**RECORDS FOR THIS EXERCISE:**
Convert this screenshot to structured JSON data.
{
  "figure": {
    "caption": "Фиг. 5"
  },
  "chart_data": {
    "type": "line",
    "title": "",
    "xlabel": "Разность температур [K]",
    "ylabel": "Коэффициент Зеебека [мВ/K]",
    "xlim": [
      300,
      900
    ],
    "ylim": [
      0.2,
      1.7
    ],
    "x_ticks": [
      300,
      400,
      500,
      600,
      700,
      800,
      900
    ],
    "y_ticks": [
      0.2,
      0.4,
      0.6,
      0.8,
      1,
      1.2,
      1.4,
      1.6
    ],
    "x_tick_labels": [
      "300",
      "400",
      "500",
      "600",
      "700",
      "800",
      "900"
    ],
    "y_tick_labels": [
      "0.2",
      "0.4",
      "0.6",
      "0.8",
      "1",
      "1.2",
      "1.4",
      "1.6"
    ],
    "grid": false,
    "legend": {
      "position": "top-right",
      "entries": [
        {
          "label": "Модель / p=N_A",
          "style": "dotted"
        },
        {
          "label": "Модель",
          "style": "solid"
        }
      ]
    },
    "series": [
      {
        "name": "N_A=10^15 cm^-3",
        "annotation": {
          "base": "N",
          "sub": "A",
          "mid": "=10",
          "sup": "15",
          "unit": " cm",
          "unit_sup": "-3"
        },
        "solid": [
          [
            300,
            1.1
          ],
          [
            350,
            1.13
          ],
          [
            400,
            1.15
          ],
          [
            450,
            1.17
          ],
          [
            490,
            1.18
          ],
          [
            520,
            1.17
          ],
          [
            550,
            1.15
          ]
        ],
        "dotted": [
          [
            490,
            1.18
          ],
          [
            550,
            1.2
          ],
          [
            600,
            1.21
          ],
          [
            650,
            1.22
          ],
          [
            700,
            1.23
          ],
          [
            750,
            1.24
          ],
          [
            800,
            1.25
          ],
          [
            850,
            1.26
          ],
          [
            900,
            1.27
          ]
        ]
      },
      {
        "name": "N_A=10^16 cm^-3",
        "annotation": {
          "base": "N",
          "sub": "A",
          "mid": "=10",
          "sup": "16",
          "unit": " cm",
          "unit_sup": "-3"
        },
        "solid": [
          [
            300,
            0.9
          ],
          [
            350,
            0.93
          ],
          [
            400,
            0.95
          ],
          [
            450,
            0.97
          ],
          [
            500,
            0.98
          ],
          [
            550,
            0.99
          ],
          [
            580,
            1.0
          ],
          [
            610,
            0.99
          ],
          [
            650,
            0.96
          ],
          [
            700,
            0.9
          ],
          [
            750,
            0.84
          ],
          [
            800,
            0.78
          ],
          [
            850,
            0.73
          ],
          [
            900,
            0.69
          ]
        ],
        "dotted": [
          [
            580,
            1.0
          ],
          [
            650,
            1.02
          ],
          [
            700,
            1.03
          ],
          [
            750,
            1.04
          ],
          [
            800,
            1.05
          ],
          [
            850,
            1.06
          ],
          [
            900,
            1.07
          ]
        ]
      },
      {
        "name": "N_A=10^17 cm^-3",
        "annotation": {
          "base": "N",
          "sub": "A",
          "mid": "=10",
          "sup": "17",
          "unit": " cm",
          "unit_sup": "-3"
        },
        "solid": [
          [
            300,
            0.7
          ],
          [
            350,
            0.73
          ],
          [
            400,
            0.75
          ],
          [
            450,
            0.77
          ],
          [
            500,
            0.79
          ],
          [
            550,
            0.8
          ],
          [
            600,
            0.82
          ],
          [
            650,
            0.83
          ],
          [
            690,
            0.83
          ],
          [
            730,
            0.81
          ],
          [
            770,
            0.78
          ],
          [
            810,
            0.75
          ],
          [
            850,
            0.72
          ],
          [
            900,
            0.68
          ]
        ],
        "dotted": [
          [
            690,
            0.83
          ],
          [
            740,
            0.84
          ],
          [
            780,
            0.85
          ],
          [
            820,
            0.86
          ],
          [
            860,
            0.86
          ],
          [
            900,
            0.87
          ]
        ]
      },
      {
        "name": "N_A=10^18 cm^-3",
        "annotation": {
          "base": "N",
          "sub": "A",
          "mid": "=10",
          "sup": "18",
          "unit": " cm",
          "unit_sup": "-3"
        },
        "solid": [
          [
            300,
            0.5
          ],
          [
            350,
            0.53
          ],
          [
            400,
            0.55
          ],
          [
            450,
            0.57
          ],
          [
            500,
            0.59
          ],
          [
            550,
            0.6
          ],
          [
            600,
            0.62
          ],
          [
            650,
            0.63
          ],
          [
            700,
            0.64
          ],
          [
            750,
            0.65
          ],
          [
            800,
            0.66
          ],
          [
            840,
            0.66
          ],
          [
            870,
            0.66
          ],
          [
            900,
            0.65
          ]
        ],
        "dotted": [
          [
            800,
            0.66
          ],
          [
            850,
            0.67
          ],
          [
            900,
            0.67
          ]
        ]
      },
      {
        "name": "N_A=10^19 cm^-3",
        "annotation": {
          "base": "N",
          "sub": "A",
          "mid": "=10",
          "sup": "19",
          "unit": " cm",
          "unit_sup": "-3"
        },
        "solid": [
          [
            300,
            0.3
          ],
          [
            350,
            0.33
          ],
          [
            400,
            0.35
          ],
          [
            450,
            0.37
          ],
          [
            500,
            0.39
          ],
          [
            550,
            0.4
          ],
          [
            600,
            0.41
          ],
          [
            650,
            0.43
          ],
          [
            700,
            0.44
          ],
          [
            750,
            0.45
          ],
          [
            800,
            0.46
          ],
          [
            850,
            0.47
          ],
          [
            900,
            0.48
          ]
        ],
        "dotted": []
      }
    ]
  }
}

**TASK GOAL:**
Please set down the whole listing above without altering a single line.

**RESULT:**
Convert this screenshot to structured JSON data.
{
  "figure": {
    "caption": "Фиг. 5"
  },
  "chart_data": {
    "type": "line",
    "title": "",
    "xlabel": "Разность температур [K]",
    "ylabel": "Коэффициент Зеебека [мВ/K]",
    "xlim": [
      300,
      900
    ],
    "ylim": [
      0.2,
      1.7
    ],
    "x_ticks": [
      300,
      400,
      500,
      600,
      700,
      800,
      900
    ],
    "y_ticks": [
      0.2,
      0.4,
      0.6,
      0.8,
      1,
      1.2,
      1.4,
      1.6
    ],
    "x_tick_labels": [
      "300",
      "400",
      "500",
      "600",
      "700",
      "800",
      "900"
    ],
    "y_tick_labels": [
      "0.2",
      "0.4",
      "0.6",
      "0.8",
      "1",
      "1.2",
      "1.4",
      "1.6"
    ],
    "grid": false,
    "legend": {
      "position": "top-right",
      "entries": [
        {
          "label": "Модель / p=N_A",
          "style": "dotted"
        },
        {
          "label": "Модель",
          "style": "solid"
        }
      ]
    },
    "series": [
      {
        "name": "N_A=10^15 cm^-3",
        "annotation": {
          "base": "N",
          "sub": "A",
          "mid": "=10",
          "sup": "15",
          "unit": " cm",
          "unit_sup": "-3"
        },
        "solid": [
          [
            300,
            1.1
          ],
          [
            350,
            1.13
          ],
          [
            400,
            1.15
          ],
          [
            450,
            1.17
          ],
          [
            490,
            1.18
          ],
          [
            520,
            1.17
          ],
          [
            550,
            1.15
          ]
        ],
        "dotted": [
          [
            490,
            1.18
          ],
          [
            550,
            1.2
          ],
          [
            600,
            1.21
          ],
          [
            650,
            1.22
          ],
          [
            700,
            1.23
          ],
          [
            750,
            1.24
          ],
          [
            800,
            1.25
          ],
          [
            850,
            1.26
          ],
          [
            900,
            1.27
          ]
        ]
      },
      {
        "name": "N_A=10^16 cm^-3",
        "annotation": {
          "base": "N",
          "sub": "A",
          "mid": "=10",
          "sup": "16",
          "unit": " cm",
          "unit_sup": "-3"
        },
        "solid": [
          [
            300,
            0.9
          ],
          [
            350,
            0.93
          ],
          [
            400,
            0.95
          ],
          [
            450,
            0.97
          ],
          [
            500,
            0.98
          ],
          [
            550,
            0.99
          ],
          [
            580,
            1.0
          ],
          [
            610,
            0.99
          ],
          [
            650,
            0.96
          ],
          [
            700,
            0.9
          ],
          [
            750,
            0.84
          ],
          [
            800,
            0.78
          ],
          [
            850,
            0.73
          ],
          [
            900,
            0.69
          ]
        ],
        "dotted": [
          [
            580,
            1.0
          ],
          [
            650,
            1.02
          ],
          [
            700,
            1.03
          ],
          [
            750,
            1.04
          ],
          [
            800,
            1.05
          ],
          [
            850,
            1.06
          ],
          [
            900,
            1.07
          ]
        ]
      },
      {
        "name": "N_A=10^17 cm^-3",
        "annotation": {
          "base": "N",
          "sub": "A",
          "mid": "=10",
          "sup": "17",
          "unit": " cm",
          "unit_sup": "-3"
        },
        "solid": [
          [
            300,
            0.7
          ],
          [
            350,
            0.73
          ],
          [
            400,
            0.75
          ],
          [
            450,
            0.77
          ],
          [
            500,
            0.79
          ],
          [
            550,
            0.8
          ],
          [
            600,
            0.82
          ],
          [
            650,
            0.83
          ],
          [
            690,
            0.83
          ],
          [
            730,
            0.81
          ],
          [
            770,
            0.78
          ],
          [
            810,
            0.75
          ],
          [
            850,
            0.72
          ],
          [
            900,
            0.68
          ]
        ],
        "dotted": [
          [
            690,
            0.83
          ],
          [
            740,
            0.84
          ],
          [
            780,
            0.85
          ],
          [
            820,
            0.86
          ],
          [
            860,
            0.86
          ],
          [
            900,
            0.87
          ]
        ]
      },
      {
        "name": "N_A=10^18 cm^-3",
        "annotation": {
          "base": "N",
          "sub": "A",
          "mid": "=10",
          "sup": "18",
          "unit": " cm",
          "unit_sup": "-3"
        },
        "solid": [
          [
            300,
            0.5
          ],
          [
            350,
            0.53
          ],
          [
            400,
            0.55
          ],
          [
            450,
            0.57
          ],
          [
            500,
            0.59
          ],
          [
            550,
            0.6
          ],
          [
            600,
            0.62
          ],
          [
            650,
            0.63
          ],
          [
            700,
            0.64
          ],
          [
            750,
            0.65
          ],
          [
            800,
            0.66
          ],
          [
            840,
            0.66
          ],
          [
            870,
            0.66
          ],
          [
            900,
            0.65
          ]
        ],
        "dotted": [
          [
            800,
            0.66
          ],
          [
            850,
            0.67
          ],
          [
            900,
            0.67
          ]
        ]
      },
      {
        "name": "N_A=10^19 cm^-3",
        "annotation": {
          "base": "N",
          "sub": "A",
          "mid": "=10",
          "sup": "19",
          "unit": " cm",
          "unit_sup": "-3"
        },
        "solid": [
          [
            300,
            0.3
          ],
          [
            350,
            0.33
          ],
          [
            400,
            0.35
          ],
          [
            450,
            0.37
          ],
          [
            500,
            0.39
          ],
          [
            550,
            0.4
          ],
          [
            600,
            0.41
          ],
          [
            650,
            0.43
          ],
          [
            700,
            0.44
          ],
          [
            750,
            0.45
          ],
          [
            800,
            0.46
          ],
          [
            850,
            0.47
          ],
          [
            900,
            0.48
          ]
        ],
        "dotted": []
      }
    ]
  }
}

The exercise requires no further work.